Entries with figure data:
◇ ◇ ◇ ◇ ◇ ◇ ◇

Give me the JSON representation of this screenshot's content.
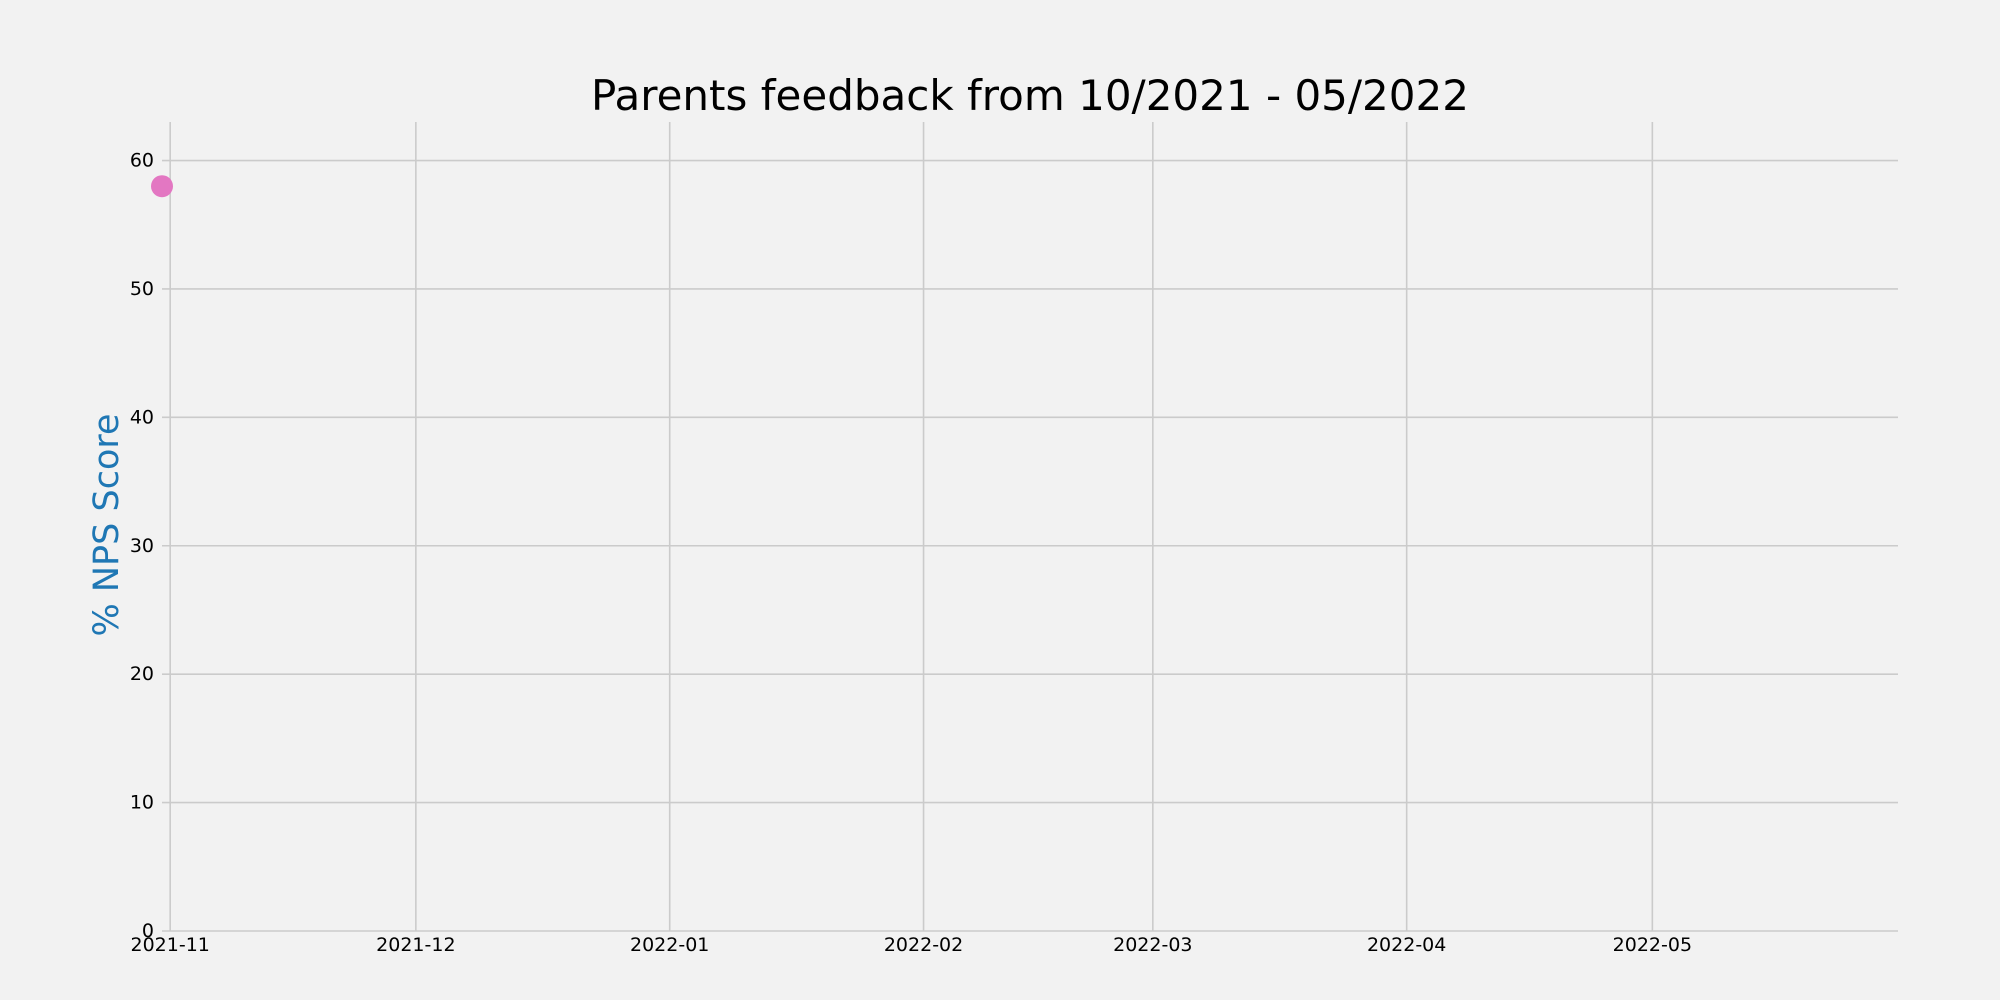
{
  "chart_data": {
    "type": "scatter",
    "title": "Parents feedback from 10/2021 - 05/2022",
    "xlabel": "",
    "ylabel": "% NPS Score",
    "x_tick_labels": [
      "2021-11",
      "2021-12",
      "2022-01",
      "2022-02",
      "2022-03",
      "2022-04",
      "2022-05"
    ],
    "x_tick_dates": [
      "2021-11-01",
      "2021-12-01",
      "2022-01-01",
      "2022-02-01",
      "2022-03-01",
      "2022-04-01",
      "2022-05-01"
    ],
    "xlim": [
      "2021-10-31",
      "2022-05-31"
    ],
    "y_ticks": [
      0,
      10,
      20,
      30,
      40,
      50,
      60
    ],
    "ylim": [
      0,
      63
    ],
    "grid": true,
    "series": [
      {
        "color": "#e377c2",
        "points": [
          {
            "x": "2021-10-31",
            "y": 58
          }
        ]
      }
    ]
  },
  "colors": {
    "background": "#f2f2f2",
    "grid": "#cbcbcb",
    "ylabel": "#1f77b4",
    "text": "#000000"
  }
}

◇ ◇ ◇ ◇ ◇ ◇ ◇

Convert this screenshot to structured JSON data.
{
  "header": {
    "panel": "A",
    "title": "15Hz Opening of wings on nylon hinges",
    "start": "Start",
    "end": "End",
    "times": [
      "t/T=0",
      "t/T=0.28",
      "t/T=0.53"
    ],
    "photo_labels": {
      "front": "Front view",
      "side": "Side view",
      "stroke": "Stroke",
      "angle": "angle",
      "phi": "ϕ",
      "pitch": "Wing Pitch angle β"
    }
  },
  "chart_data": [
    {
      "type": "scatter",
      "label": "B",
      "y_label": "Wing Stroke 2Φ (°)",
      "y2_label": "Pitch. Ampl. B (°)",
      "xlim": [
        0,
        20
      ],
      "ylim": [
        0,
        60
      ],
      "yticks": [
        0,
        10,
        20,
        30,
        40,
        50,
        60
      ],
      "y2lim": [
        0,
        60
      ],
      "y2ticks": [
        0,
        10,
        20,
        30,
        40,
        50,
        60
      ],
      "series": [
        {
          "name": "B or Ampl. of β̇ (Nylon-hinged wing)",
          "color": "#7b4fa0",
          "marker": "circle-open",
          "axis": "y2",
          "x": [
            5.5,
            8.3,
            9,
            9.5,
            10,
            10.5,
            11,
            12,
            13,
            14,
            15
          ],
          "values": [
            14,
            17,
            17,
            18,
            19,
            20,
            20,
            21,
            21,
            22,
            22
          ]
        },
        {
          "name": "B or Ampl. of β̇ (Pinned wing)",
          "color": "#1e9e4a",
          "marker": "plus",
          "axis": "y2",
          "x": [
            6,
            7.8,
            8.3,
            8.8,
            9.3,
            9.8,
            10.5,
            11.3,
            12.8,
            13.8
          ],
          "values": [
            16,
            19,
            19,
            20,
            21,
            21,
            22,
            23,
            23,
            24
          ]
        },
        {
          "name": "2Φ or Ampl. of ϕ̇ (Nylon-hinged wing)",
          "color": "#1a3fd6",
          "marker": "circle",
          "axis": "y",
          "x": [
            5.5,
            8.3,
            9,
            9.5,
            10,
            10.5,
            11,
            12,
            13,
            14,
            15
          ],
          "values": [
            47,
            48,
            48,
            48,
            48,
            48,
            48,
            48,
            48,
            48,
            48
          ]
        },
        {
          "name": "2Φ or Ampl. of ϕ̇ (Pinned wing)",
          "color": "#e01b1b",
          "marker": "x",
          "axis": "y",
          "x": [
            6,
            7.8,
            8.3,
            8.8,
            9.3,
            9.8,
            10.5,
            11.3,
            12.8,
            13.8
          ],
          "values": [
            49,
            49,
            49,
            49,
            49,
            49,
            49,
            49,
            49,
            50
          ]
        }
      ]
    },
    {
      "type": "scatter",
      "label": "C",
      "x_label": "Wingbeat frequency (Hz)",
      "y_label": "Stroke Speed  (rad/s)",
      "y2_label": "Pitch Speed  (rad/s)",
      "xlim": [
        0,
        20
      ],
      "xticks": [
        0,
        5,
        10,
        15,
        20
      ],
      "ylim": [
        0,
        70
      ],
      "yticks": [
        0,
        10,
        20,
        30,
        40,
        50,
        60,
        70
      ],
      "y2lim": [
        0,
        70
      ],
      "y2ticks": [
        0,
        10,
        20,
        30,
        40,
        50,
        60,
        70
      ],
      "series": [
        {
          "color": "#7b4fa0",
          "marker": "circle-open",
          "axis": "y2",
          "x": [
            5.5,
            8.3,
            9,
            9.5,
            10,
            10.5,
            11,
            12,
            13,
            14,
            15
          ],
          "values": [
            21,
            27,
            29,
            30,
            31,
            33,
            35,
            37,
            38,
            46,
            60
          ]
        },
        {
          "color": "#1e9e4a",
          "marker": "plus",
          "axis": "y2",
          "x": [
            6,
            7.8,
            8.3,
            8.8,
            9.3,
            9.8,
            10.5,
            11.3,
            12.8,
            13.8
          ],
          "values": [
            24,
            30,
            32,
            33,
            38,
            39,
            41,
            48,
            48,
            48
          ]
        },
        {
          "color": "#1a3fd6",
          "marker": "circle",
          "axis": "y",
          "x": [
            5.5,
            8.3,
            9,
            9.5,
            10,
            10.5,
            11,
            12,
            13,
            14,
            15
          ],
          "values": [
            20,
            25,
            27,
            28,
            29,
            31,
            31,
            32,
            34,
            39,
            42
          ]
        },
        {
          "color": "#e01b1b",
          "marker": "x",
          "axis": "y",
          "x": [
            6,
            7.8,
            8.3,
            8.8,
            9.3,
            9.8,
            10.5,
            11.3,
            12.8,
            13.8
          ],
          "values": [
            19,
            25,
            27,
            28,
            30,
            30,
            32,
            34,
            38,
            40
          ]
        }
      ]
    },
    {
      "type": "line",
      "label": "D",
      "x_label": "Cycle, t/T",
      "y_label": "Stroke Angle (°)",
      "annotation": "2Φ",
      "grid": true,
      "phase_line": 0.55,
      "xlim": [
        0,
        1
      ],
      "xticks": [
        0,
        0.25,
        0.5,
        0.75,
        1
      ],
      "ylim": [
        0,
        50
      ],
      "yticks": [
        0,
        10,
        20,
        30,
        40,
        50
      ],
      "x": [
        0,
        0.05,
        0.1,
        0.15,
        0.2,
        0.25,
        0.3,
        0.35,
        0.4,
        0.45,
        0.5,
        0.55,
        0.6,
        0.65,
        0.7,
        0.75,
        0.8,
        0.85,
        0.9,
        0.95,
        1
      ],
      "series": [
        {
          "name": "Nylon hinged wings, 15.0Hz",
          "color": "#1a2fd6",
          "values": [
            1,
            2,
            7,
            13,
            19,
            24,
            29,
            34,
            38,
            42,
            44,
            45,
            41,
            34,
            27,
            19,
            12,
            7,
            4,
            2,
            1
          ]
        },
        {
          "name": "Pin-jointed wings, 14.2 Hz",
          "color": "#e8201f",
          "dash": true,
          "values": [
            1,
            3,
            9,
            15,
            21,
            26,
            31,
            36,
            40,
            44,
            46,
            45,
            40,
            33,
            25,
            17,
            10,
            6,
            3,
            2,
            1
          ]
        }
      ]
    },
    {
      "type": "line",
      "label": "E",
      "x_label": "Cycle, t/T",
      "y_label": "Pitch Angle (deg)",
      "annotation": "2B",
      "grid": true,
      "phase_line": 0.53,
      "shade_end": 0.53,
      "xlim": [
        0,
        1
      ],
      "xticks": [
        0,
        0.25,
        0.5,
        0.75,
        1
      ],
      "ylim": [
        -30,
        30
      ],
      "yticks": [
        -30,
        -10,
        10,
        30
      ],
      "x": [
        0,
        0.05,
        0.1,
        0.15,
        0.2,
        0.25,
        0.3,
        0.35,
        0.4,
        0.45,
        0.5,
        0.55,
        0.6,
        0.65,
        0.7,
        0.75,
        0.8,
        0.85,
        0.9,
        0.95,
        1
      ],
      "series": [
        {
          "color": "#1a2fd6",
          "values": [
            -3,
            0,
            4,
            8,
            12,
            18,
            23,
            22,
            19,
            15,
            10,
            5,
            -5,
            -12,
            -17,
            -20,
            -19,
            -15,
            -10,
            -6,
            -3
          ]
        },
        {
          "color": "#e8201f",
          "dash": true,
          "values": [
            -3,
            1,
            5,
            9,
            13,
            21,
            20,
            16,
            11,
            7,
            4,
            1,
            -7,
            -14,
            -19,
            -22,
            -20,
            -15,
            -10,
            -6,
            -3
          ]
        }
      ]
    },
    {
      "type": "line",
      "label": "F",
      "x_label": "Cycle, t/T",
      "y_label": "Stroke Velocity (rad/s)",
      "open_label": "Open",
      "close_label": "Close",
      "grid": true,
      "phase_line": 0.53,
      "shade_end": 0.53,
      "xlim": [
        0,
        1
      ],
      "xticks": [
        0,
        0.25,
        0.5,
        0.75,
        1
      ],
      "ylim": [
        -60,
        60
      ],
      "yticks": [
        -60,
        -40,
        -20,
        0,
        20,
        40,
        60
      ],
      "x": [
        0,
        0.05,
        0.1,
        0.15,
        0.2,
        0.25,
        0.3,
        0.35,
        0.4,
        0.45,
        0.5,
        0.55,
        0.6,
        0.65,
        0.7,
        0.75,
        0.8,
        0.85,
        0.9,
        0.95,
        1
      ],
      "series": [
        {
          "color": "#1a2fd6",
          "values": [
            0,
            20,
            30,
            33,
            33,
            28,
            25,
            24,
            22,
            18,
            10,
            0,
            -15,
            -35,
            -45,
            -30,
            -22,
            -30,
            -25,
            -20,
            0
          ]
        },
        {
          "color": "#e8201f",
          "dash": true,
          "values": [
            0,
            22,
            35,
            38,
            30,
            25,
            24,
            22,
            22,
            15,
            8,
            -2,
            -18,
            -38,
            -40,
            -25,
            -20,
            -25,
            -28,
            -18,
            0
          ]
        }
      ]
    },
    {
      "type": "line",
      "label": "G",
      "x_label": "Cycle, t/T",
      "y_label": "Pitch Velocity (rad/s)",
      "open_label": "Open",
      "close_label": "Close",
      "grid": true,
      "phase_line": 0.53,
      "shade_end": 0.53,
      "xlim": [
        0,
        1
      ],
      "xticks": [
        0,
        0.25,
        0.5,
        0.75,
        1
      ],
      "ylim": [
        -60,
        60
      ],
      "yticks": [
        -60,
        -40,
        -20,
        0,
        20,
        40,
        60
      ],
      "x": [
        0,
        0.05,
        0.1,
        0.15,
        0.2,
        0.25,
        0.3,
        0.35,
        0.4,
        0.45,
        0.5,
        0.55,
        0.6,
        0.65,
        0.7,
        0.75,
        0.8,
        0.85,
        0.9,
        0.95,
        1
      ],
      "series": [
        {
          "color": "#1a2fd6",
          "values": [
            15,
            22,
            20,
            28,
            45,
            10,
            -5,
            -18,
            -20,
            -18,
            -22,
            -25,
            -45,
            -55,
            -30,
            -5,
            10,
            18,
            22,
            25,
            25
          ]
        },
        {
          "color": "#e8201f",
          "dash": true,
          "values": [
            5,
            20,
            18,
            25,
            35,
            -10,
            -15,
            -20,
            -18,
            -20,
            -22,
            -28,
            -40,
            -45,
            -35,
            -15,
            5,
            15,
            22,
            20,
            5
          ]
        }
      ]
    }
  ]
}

◇ ◇ ◇ ◇ ◇ ◇ ◇

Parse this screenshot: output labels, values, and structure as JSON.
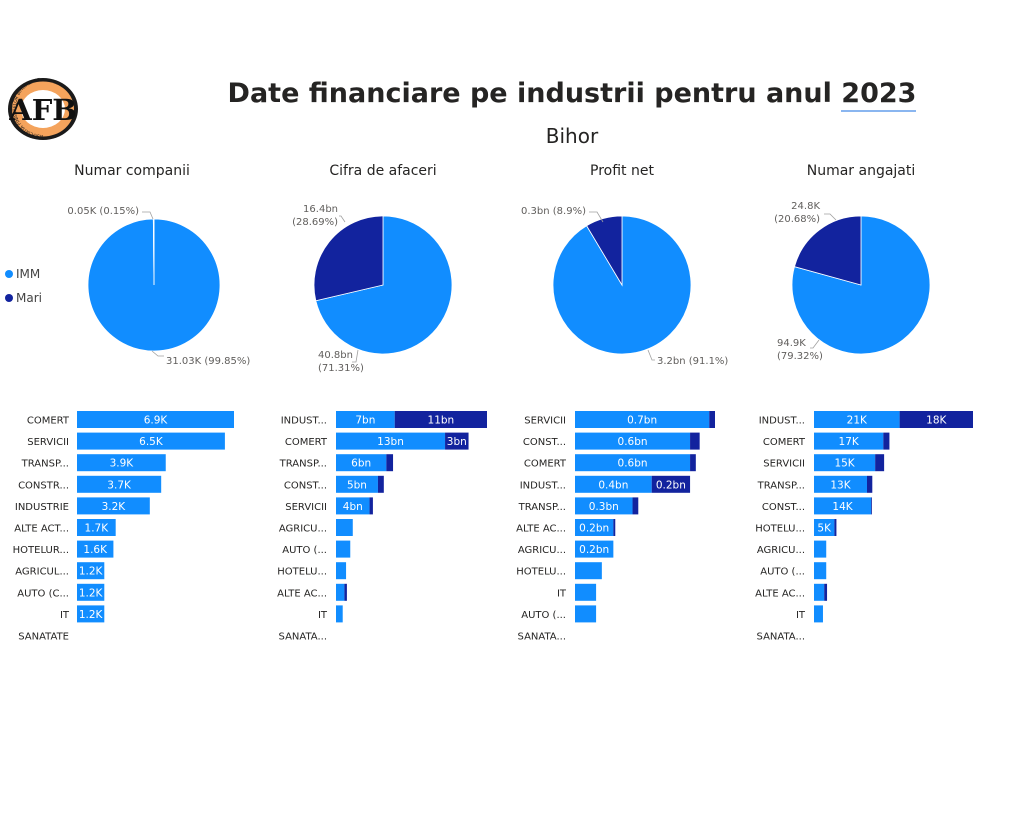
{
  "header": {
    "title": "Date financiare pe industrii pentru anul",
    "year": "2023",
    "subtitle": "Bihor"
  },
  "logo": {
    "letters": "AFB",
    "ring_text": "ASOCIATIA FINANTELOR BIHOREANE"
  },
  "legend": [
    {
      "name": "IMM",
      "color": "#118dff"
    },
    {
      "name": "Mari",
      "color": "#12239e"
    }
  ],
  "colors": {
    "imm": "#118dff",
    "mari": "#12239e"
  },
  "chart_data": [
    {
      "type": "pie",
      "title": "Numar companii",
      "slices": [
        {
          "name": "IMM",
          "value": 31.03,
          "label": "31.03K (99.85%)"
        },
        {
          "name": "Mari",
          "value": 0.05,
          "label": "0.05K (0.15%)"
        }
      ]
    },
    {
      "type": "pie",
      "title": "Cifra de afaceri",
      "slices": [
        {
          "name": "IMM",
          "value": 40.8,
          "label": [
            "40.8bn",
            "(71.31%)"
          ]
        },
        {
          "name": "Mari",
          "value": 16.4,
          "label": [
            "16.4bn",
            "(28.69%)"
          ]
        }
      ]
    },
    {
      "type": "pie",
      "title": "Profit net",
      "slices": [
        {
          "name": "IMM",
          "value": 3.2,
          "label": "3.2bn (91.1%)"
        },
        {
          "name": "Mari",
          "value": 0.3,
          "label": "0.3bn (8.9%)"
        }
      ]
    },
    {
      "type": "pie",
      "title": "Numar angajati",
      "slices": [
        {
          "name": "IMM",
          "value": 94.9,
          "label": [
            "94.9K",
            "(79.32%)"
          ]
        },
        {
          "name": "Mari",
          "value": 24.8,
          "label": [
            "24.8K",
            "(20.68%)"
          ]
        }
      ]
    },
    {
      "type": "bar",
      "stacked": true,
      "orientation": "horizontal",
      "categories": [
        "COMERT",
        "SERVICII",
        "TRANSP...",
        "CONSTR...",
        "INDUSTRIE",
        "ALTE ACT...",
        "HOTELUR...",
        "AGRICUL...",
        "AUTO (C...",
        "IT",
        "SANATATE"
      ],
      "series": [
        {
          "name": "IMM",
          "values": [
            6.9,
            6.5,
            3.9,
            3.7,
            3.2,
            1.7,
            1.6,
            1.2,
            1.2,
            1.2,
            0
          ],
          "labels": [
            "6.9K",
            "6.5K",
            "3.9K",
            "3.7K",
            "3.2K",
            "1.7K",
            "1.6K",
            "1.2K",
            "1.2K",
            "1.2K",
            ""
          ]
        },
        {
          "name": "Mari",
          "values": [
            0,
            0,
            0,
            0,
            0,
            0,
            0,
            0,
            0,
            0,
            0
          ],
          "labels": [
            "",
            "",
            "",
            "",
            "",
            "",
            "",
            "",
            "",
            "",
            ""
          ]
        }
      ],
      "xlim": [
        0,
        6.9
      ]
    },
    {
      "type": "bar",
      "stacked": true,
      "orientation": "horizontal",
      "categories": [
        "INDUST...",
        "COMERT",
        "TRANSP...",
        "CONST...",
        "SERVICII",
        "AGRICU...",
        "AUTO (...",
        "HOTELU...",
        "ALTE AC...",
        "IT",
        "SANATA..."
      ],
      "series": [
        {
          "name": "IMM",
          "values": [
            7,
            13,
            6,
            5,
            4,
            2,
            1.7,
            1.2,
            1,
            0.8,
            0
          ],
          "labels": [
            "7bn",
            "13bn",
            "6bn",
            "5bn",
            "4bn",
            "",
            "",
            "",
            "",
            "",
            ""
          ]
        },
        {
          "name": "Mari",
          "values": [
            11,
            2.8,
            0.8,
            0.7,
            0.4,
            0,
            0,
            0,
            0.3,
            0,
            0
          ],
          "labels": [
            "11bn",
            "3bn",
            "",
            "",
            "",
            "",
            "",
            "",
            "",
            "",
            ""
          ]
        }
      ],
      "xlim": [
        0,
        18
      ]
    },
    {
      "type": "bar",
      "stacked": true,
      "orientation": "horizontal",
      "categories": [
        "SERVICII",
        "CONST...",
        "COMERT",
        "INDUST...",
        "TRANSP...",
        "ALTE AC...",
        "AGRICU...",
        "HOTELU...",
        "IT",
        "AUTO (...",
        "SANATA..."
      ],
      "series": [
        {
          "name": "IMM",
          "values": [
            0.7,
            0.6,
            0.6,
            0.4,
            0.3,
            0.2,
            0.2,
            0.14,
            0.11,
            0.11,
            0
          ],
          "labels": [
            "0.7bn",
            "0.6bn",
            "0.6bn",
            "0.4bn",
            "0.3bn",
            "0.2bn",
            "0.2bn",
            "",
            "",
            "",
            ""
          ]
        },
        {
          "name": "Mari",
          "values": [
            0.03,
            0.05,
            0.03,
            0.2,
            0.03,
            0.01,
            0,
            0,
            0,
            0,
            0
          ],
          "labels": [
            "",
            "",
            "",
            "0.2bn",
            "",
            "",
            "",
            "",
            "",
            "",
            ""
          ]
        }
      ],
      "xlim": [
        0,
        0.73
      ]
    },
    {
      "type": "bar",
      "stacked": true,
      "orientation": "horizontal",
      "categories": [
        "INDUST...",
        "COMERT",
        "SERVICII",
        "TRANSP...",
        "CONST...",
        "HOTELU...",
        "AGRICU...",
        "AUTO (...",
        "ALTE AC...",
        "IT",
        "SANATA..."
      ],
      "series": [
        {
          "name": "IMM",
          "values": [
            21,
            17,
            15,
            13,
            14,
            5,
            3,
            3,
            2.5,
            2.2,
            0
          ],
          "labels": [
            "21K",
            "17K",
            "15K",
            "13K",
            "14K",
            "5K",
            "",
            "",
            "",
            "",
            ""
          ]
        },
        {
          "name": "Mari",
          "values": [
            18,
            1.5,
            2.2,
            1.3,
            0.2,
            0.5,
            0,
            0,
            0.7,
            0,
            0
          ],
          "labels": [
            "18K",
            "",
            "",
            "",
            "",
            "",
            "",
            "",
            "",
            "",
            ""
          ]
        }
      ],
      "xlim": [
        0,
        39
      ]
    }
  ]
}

◇ ◇ ◇ ◇ ◇ ◇ ◇

:: Work to do ::
Count each line above in which the string "hinged" appears, then state only the total.

:: Solution to this problem ::
3